WHAT YOU WILL DO: The data below should be restated word for word, with every picture omitted.
============
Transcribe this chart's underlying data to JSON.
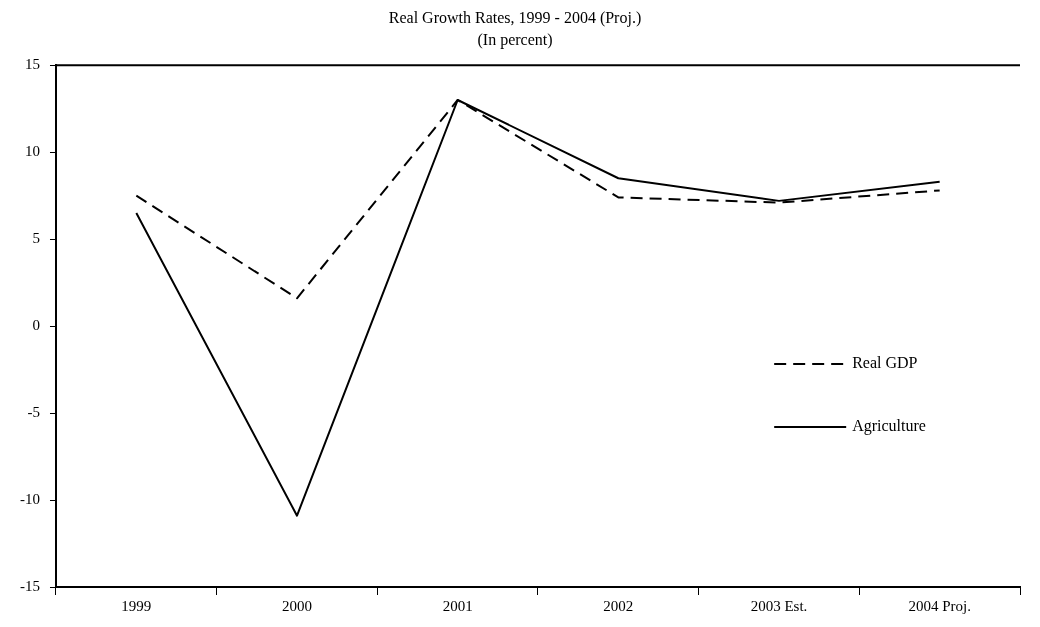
{
  "chart_data": {
    "type": "line",
    "title": "Real Growth Rates, 1999 - 2004 (Proj.)",
    "subtitle": "(In percent)",
    "categories": [
      "1999",
      "2000",
      "2001",
      "2002",
      "2003 Est.",
      "2004 Proj."
    ],
    "series": [
      {
        "name": "Real GDP",
        "color": "#000000",
        "line_style": "dashed",
        "values": [
          7.5,
          1.6,
          13.0,
          7.4,
          7.1,
          7.8
        ]
      },
      {
        "name": "Agriculture",
        "color": "#000000",
        "line_style": "solid",
        "values": [
          6.5,
          -10.9,
          13.0,
          8.5,
          7.2,
          8.3
        ]
      }
    ],
    "ylim": [
      -15,
      15
    ],
    "yticks": [
      -15,
      -10,
      -5,
      0,
      5,
      10,
      15
    ],
    "grid": false,
    "legend": "right",
    "marker": "none"
  }
}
============
EXERCISE OUTPUT:
Transcribe this chart's underlying data to JSON.
{
  "chart_data": {
    "type": "line",
    "title": "Real Growth Rates, 1999 - 2004 (Proj.)",
    "subtitle": "(In percent)",
    "categories": [
      "1999",
      "2000",
      "2001",
      "2002",
      "2003 Est.",
      "2004 Proj."
    ],
    "series": [
      {
        "name": "Real GDP",
        "color": "#000000",
        "line_style": "dashed",
        "values": [
          7.5,
          1.6,
          13.0,
          7.4,
          7.1,
          7.8
        ]
      },
      {
        "name": "Agriculture",
        "color": "#000000",
        "line_style": "solid",
        "values": [
          6.5,
          -10.9,
          13.0,
          8.5,
          7.2,
          8.3
        ]
      }
    ],
    "ylim": [
      -15,
      15
    ],
    "yticks": [
      -15,
      -10,
      -5,
      0,
      5,
      10,
      15
    ],
    "grid": false,
    "legend": "right",
    "marker": "none"
  }
}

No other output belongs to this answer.